▸ **Description of the task**
Say how many lines of the listing below contain "Communication", giving the number and nothing else.
/---
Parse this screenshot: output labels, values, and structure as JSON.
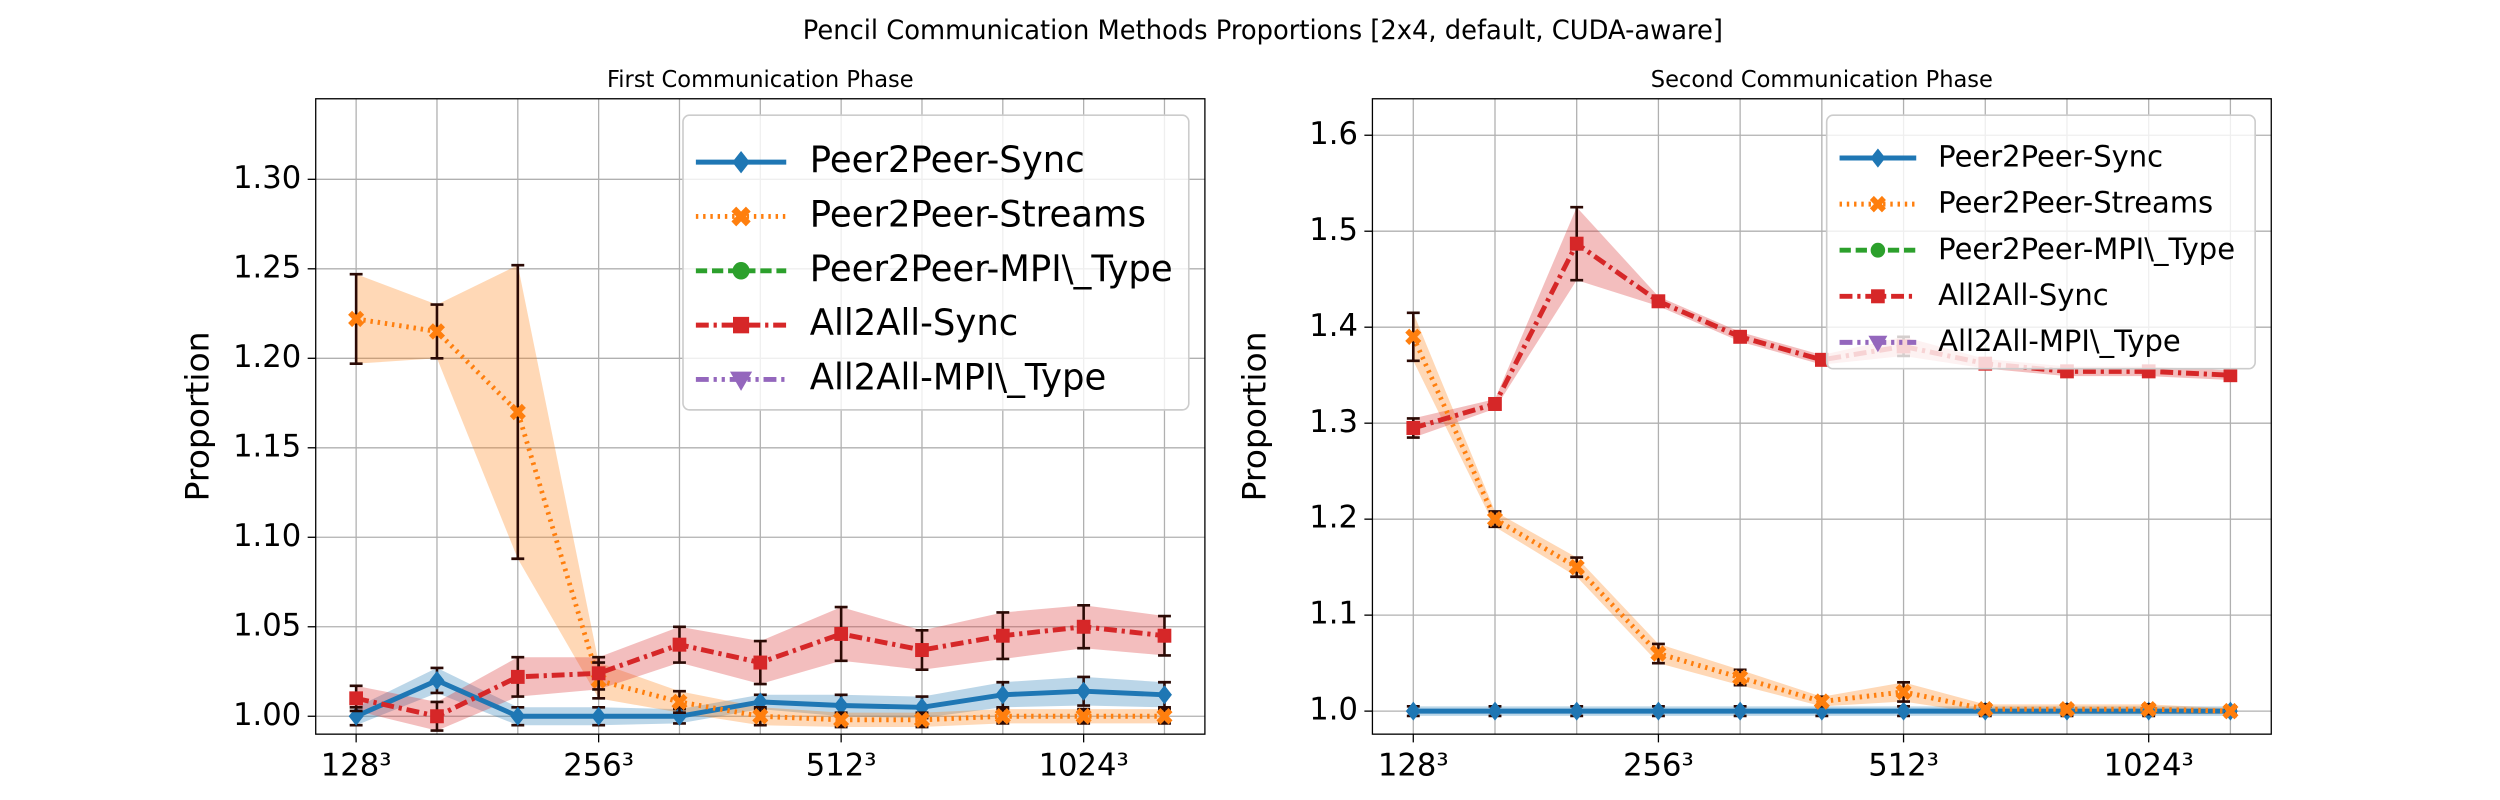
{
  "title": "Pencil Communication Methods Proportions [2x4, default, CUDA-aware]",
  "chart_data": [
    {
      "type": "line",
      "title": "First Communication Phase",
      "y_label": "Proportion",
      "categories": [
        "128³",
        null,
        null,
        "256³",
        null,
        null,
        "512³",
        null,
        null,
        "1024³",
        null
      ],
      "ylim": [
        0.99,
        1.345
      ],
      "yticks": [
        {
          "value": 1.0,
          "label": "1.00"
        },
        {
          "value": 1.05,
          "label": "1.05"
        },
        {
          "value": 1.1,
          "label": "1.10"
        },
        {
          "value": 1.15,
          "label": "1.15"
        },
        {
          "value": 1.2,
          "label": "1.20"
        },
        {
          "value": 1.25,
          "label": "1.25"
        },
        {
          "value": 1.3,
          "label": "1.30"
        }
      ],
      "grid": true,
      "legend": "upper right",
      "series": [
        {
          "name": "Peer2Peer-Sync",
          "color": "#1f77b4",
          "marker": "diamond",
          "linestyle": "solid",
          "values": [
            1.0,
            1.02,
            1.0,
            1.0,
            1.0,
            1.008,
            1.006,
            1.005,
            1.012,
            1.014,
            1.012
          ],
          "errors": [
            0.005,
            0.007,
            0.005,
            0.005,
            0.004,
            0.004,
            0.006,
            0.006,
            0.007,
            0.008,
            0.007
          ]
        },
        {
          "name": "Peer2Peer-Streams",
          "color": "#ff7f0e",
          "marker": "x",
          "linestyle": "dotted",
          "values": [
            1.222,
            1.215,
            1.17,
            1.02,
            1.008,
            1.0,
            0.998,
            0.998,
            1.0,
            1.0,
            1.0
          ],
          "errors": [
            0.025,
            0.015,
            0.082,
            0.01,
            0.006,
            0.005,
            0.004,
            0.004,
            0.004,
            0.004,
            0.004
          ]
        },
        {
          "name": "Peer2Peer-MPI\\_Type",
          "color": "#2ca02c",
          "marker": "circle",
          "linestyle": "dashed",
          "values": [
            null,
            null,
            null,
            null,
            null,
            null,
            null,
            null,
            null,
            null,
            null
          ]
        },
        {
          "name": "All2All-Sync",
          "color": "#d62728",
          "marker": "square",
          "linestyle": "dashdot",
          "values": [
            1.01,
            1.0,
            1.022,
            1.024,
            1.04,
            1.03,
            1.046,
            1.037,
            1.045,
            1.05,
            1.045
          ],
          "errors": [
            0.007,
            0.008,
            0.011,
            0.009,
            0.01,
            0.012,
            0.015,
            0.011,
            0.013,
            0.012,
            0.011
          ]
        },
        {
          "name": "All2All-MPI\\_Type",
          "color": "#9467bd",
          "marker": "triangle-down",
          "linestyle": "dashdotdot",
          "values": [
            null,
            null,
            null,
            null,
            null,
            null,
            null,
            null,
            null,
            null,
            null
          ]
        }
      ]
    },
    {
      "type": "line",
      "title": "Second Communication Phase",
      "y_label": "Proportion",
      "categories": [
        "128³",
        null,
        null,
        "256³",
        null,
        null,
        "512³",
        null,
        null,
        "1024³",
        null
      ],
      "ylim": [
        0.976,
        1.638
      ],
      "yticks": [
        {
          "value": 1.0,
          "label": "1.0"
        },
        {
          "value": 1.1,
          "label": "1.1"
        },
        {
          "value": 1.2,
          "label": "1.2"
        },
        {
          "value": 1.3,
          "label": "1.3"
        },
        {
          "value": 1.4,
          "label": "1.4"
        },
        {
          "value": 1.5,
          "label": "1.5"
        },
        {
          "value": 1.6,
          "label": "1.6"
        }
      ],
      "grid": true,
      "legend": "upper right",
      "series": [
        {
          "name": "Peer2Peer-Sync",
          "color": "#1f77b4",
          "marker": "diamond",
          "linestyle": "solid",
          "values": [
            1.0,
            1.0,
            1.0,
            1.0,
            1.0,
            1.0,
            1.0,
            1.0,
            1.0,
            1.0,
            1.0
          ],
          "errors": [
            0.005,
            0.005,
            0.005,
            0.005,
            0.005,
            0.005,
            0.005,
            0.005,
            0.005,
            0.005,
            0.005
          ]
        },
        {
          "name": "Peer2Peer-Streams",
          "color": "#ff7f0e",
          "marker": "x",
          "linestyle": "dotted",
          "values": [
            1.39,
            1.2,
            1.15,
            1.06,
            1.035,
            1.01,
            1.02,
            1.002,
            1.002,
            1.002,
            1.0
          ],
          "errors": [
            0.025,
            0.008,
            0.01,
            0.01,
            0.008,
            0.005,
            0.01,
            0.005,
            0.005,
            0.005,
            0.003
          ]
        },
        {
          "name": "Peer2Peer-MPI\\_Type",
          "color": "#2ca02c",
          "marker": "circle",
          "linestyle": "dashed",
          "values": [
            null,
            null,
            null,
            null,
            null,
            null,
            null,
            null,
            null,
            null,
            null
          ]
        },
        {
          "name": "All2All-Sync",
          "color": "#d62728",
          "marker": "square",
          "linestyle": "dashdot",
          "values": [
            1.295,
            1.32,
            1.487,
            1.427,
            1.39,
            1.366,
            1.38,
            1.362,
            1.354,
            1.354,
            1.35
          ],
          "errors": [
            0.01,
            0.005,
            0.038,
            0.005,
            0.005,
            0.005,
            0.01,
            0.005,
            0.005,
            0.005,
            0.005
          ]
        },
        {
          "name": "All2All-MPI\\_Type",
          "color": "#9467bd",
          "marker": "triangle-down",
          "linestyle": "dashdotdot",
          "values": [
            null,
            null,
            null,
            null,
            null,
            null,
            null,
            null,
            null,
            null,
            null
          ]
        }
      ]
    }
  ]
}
\---
/---
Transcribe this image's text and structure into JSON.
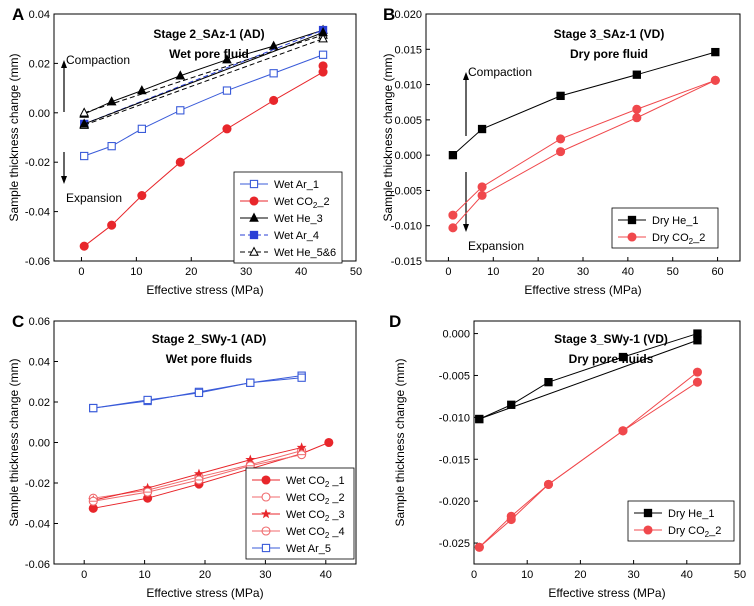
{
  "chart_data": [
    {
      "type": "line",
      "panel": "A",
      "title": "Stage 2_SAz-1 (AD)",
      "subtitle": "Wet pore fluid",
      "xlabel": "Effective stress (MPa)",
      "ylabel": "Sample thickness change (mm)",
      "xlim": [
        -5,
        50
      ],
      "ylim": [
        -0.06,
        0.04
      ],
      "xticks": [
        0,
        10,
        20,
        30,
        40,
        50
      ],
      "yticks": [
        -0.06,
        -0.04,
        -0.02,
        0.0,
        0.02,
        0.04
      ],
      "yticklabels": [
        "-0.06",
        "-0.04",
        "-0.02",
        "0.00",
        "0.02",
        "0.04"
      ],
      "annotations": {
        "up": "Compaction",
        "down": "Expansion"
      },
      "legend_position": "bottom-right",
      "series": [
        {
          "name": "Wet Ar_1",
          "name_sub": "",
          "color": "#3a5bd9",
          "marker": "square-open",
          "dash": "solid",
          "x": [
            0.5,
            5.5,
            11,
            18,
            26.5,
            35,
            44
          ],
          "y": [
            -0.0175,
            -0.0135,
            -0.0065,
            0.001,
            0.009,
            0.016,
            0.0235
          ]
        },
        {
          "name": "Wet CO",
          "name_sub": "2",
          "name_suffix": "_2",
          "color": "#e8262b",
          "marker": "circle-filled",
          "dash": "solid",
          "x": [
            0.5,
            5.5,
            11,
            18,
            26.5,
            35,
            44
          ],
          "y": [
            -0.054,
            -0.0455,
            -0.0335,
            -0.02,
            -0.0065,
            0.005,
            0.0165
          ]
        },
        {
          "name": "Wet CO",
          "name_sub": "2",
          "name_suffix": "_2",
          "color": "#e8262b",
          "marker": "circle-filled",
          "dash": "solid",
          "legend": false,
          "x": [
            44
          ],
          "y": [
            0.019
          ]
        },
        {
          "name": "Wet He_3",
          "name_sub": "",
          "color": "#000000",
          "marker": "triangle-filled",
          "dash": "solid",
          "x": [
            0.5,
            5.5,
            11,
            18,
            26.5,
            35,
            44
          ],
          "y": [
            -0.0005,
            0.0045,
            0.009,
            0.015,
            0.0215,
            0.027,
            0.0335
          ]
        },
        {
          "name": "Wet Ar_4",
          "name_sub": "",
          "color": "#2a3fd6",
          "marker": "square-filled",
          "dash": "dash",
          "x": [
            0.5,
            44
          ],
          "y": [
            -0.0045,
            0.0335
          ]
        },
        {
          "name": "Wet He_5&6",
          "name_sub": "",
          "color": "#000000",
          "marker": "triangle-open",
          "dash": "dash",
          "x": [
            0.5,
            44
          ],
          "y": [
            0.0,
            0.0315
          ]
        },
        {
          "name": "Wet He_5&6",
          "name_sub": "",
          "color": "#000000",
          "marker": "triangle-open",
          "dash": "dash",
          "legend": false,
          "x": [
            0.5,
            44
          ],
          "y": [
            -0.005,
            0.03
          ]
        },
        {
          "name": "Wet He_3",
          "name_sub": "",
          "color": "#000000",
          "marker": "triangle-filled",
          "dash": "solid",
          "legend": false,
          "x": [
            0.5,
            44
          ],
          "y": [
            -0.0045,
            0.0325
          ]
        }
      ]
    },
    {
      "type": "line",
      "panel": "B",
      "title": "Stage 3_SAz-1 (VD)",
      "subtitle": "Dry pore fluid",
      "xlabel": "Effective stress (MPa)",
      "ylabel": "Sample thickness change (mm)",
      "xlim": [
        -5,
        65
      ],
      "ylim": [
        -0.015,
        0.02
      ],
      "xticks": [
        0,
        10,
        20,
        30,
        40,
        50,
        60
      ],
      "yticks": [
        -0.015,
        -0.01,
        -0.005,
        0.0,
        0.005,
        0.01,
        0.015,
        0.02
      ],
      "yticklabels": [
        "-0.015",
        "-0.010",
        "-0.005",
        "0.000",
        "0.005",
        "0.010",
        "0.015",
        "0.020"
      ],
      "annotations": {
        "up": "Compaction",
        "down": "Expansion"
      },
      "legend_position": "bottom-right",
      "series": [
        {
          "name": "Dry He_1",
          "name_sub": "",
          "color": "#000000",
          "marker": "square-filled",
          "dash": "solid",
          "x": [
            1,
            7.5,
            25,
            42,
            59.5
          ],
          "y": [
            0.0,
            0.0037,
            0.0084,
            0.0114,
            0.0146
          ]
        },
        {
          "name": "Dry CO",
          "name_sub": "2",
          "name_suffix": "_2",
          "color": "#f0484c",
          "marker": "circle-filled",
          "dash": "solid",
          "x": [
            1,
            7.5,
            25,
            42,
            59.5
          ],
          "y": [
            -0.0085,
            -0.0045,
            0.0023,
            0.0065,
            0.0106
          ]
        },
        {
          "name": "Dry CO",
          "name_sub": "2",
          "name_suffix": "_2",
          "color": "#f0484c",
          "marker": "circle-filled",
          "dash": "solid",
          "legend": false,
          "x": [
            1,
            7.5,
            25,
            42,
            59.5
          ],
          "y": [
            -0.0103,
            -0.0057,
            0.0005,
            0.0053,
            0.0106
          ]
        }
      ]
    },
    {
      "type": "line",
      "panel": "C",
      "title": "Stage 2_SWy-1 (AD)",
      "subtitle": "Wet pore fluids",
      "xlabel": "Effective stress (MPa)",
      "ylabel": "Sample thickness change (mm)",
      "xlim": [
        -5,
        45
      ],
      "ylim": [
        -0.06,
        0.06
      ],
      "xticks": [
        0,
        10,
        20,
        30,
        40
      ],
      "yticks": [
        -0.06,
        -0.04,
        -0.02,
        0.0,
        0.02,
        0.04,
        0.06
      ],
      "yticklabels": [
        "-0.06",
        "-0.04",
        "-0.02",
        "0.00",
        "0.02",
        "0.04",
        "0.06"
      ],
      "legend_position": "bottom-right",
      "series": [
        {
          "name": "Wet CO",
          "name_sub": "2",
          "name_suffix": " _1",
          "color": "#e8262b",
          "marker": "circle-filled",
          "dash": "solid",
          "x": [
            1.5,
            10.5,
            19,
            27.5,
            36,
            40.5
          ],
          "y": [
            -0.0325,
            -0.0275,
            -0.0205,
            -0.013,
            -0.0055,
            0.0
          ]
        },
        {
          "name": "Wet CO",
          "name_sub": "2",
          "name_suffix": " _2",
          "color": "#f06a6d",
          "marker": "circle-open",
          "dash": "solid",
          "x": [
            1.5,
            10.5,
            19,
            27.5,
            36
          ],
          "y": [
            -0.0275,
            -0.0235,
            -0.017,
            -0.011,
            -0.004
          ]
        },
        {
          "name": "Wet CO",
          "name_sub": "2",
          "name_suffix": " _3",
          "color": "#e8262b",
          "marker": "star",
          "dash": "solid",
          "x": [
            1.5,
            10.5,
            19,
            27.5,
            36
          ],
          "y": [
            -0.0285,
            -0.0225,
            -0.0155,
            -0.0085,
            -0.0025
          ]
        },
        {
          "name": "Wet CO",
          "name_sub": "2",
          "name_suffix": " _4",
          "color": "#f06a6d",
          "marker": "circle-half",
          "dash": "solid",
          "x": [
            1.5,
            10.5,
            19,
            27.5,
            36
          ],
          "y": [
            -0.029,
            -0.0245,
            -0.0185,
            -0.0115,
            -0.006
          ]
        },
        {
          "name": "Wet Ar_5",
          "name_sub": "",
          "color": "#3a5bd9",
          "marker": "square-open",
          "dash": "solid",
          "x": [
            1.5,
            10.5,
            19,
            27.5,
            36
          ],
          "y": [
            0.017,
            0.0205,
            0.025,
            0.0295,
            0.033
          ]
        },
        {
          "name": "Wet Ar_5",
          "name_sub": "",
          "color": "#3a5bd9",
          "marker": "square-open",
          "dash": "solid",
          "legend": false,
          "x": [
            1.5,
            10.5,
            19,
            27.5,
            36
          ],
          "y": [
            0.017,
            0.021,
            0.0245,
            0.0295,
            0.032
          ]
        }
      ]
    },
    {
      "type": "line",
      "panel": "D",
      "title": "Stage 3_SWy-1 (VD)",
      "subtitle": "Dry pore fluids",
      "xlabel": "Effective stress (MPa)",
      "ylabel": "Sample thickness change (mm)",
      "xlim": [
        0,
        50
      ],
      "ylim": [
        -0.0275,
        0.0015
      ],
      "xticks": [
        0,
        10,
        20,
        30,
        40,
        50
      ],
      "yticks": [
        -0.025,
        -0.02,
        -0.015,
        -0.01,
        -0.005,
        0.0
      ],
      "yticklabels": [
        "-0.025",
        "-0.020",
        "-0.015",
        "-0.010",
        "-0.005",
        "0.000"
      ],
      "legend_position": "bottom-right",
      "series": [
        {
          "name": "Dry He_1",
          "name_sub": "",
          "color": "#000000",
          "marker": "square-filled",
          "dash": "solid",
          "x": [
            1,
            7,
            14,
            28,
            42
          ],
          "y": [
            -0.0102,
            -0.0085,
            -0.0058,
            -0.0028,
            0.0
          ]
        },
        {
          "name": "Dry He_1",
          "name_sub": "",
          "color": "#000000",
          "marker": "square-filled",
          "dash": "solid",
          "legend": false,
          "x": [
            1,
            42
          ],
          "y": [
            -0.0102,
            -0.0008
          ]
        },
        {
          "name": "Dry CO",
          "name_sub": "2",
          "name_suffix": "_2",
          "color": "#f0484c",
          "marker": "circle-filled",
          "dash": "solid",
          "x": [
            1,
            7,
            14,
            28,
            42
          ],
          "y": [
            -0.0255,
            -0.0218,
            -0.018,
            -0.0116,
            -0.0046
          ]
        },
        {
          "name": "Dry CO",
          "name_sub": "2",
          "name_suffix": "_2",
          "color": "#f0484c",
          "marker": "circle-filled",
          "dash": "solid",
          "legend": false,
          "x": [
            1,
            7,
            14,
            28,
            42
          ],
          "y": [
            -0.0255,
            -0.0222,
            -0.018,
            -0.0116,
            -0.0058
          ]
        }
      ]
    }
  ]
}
\---
/---
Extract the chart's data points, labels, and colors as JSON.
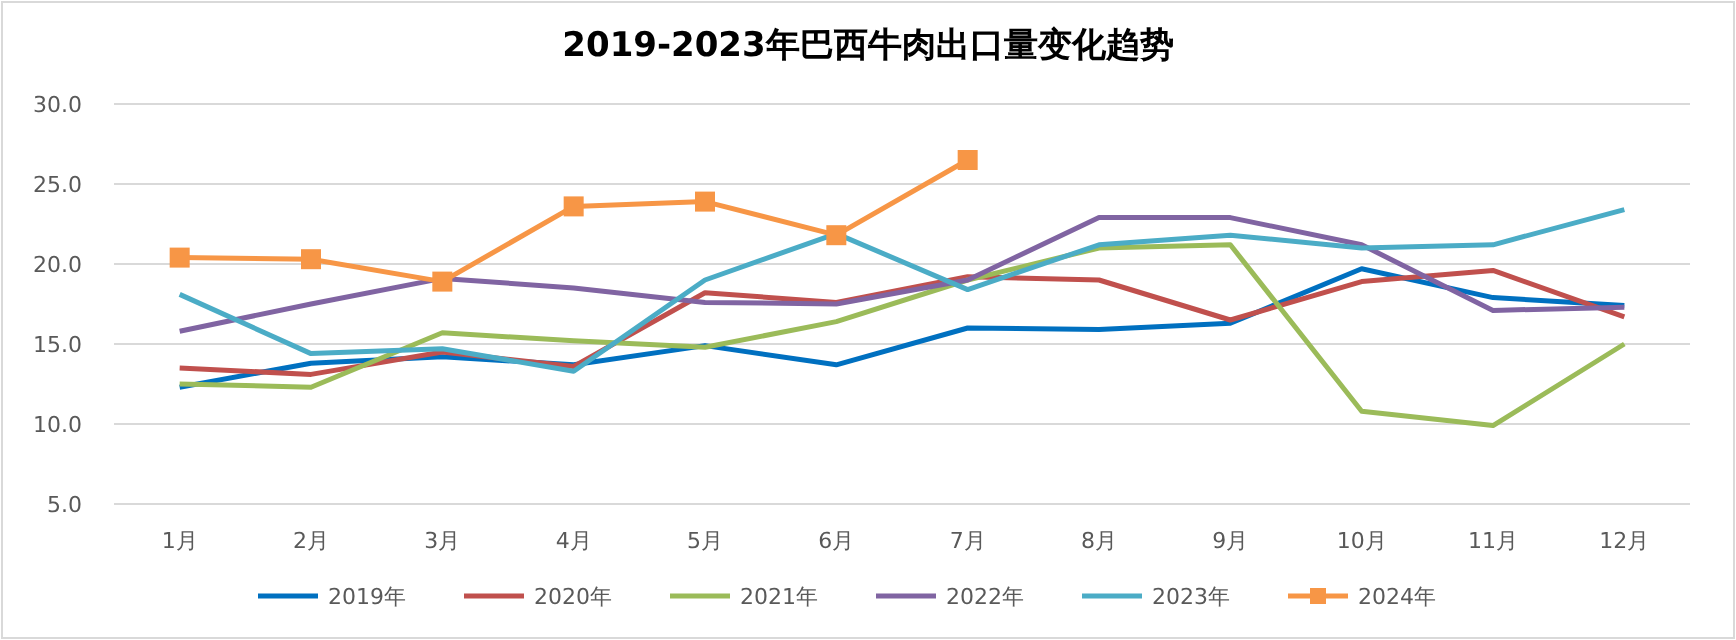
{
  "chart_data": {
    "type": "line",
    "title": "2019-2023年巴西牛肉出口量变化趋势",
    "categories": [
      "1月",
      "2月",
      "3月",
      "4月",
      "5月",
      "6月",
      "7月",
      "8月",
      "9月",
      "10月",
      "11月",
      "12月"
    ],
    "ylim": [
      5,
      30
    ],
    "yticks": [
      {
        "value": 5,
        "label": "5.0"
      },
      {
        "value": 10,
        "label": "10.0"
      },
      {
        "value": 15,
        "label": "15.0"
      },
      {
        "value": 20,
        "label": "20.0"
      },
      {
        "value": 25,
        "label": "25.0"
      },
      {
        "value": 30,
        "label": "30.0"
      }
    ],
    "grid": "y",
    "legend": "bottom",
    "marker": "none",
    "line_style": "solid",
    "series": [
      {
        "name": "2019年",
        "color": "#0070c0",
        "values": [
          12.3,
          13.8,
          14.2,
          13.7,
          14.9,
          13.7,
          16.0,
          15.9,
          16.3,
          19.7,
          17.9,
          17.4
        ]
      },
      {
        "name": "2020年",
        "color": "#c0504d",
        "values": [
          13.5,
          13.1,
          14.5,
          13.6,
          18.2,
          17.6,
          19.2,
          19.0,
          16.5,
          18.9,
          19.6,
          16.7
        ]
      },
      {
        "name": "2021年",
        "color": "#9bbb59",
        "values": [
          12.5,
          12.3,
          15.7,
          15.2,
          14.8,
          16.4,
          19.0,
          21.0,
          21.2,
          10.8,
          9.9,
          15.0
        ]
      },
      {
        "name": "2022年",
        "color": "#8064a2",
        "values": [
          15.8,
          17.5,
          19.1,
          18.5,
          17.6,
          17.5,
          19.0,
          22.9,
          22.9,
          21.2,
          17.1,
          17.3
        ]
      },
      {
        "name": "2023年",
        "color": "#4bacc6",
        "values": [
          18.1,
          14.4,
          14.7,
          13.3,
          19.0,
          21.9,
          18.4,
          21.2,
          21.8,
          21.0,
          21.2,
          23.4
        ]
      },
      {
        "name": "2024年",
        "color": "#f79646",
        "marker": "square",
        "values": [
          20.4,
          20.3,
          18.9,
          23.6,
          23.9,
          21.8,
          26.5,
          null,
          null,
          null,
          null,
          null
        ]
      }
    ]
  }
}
\---
▸ **Result for this exercise**
3